» **Task to carry out**: Please write out the rows below word for word, from the first row through the row that contains "- paragraph-text: Контроль", including both.

» **Data in this exercise**:
※

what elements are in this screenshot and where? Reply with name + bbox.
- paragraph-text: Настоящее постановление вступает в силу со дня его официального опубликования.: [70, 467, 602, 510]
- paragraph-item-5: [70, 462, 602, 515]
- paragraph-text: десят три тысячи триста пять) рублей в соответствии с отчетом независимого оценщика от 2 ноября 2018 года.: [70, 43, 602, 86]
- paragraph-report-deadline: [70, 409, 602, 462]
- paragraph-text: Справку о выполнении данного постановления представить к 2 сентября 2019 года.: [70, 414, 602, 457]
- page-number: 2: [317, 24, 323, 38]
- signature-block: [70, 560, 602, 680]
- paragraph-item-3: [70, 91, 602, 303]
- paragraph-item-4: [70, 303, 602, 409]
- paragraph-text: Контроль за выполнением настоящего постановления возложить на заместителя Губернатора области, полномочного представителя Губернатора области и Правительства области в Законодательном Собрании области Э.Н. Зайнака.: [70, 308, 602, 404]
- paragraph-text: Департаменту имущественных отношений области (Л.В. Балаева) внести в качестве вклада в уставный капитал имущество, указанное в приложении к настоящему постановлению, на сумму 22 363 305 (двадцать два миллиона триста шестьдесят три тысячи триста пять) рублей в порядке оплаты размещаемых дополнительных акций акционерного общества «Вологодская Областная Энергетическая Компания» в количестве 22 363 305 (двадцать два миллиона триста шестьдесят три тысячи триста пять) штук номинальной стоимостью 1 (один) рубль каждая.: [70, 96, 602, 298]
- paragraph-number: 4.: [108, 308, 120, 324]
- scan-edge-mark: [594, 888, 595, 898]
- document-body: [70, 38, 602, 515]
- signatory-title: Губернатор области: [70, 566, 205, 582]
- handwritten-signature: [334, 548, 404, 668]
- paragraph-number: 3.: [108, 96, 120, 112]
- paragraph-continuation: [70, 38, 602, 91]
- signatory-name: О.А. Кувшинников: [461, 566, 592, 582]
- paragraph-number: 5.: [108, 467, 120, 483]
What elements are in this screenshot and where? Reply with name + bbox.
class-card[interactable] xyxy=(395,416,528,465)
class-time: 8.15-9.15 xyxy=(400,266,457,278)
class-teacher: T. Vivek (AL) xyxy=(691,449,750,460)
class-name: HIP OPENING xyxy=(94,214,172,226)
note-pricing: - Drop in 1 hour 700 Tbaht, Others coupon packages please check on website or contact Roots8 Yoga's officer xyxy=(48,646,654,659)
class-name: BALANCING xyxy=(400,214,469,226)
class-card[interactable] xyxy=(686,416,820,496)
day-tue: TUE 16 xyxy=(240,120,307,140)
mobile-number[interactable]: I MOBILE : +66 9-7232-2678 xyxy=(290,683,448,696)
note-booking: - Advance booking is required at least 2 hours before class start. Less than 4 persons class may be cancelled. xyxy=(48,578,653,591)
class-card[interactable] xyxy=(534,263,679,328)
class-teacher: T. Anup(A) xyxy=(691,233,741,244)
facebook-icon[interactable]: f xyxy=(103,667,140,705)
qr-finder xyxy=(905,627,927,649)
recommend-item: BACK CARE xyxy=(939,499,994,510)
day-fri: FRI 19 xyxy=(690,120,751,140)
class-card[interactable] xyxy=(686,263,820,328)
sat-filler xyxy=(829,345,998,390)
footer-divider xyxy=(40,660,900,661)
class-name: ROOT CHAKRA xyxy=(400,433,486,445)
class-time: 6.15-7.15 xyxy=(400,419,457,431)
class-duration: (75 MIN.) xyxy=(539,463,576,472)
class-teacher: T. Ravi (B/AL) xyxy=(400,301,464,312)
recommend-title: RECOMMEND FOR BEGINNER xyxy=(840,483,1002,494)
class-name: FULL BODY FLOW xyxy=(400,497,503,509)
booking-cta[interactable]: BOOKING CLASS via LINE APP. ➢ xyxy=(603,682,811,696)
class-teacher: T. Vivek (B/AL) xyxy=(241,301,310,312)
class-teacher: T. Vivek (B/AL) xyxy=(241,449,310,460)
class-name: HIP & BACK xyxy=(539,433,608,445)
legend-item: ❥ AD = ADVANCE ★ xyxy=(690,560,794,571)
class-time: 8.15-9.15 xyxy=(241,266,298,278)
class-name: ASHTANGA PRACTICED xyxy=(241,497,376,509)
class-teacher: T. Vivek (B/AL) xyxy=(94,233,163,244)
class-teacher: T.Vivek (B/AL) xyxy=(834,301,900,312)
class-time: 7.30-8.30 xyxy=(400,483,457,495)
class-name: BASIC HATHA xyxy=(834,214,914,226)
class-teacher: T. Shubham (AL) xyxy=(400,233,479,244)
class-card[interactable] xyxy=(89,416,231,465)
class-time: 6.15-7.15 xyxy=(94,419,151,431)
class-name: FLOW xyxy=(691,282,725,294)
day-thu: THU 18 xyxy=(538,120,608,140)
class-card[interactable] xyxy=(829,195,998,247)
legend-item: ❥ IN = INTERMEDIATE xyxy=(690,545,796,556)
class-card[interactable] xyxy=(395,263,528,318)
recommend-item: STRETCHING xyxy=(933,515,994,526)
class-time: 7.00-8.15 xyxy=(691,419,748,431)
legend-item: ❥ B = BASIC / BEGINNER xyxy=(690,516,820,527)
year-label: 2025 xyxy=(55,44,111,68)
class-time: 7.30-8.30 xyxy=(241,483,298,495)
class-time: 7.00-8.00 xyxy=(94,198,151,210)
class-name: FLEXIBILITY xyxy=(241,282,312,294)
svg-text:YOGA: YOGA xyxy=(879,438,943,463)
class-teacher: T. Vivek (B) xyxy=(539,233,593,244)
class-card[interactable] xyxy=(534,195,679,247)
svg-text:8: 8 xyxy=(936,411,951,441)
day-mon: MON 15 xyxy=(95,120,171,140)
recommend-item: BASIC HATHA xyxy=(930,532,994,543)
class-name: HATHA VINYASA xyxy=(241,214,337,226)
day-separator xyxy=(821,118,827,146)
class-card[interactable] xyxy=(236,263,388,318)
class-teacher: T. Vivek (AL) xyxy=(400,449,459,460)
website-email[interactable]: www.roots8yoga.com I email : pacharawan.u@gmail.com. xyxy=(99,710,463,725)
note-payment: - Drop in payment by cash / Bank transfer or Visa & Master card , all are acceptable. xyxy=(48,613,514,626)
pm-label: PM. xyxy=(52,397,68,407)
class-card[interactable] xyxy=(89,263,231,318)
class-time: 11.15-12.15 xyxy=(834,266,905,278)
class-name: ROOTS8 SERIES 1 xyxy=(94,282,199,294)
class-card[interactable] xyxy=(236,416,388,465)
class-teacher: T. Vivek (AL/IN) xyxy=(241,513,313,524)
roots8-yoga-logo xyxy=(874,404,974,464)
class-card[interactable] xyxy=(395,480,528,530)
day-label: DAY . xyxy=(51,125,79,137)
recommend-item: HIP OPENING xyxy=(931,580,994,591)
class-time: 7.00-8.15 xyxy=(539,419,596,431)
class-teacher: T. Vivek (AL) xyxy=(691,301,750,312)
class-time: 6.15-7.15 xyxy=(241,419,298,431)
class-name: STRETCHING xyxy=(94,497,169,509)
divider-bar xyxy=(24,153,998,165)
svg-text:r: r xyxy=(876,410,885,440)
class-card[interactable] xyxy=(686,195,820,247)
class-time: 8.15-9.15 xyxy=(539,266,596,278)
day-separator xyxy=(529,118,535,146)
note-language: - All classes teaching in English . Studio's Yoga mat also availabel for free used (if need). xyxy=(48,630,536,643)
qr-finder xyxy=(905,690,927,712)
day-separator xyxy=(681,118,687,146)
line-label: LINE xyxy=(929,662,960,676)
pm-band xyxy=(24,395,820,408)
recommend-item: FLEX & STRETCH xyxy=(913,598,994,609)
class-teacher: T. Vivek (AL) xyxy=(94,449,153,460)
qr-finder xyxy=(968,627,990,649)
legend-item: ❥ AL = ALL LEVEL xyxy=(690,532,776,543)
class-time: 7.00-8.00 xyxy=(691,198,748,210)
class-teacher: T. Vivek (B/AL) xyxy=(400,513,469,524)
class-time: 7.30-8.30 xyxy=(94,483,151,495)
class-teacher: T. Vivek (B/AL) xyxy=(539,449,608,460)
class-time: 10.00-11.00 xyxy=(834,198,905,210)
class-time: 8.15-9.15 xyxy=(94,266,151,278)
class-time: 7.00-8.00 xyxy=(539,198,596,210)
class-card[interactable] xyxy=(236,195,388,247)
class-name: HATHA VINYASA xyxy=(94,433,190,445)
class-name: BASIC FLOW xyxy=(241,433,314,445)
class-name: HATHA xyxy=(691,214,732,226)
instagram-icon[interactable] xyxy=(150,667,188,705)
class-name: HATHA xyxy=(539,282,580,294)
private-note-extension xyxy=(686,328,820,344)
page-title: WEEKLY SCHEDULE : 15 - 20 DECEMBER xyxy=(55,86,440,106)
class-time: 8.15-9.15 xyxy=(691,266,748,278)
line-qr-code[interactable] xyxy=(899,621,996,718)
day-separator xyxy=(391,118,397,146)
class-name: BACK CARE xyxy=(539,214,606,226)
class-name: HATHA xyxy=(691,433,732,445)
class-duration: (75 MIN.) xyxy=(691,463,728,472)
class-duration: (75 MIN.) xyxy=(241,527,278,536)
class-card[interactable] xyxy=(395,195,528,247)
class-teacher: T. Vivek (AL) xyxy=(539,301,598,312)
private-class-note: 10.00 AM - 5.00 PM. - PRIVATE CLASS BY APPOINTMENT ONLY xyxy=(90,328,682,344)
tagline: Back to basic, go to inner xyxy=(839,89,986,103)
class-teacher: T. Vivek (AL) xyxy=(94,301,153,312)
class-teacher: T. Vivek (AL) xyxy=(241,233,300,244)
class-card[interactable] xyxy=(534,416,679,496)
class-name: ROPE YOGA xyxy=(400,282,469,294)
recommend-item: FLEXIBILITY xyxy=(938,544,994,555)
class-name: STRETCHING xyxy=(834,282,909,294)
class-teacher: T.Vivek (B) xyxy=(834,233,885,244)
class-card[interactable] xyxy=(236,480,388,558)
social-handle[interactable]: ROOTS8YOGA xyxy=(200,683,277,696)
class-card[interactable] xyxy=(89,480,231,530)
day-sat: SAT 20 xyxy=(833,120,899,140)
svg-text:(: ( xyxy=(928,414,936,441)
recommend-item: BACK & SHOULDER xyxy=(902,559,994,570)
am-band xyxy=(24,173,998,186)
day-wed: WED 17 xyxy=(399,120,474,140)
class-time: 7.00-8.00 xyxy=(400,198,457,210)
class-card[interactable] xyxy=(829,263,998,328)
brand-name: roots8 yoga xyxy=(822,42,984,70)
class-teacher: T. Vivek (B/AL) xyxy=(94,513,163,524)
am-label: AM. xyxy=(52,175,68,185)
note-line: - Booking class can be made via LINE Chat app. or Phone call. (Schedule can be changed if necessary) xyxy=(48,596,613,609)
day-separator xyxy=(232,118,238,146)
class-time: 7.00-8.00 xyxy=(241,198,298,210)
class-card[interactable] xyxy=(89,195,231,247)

※

» **Finished answer**:
what elements are in this screenshot and where? Reply with name + bbox.
- paragraph-text: Настоящее постановление вступает в силу со дня его официального опубликования.: [70, 467, 602, 510]
- paragraph-item-5: [70, 462, 602, 515]
- paragraph-text: десят три тысячи триста пять) рублей в соответствии с отчетом независимого оценщика от 2 ноября 2018 года.: [70, 43, 602, 86]
- paragraph-report-deadline: [70, 409, 602, 462]
- paragraph-text: Справку о выполнении данного постановления представить к 2 сентября 2019 года.: [70, 414, 602, 457]
- page-number: 2: [317, 24, 323, 38]
- signature-block: [70, 560, 602, 680]
- paragraph-item-3: [70, 91, 602, 303]
- paragraph-item-4: [70, 303, 602, 409]
- paragraph-text: Контроль за выполнением настоящего постановления возложить на заместителя Губернатора области, полномочного представителя Губернатора области и Правительства области в Законодательном Собрании области Э.Н. Зайнака.: [70, 308, 602, 404]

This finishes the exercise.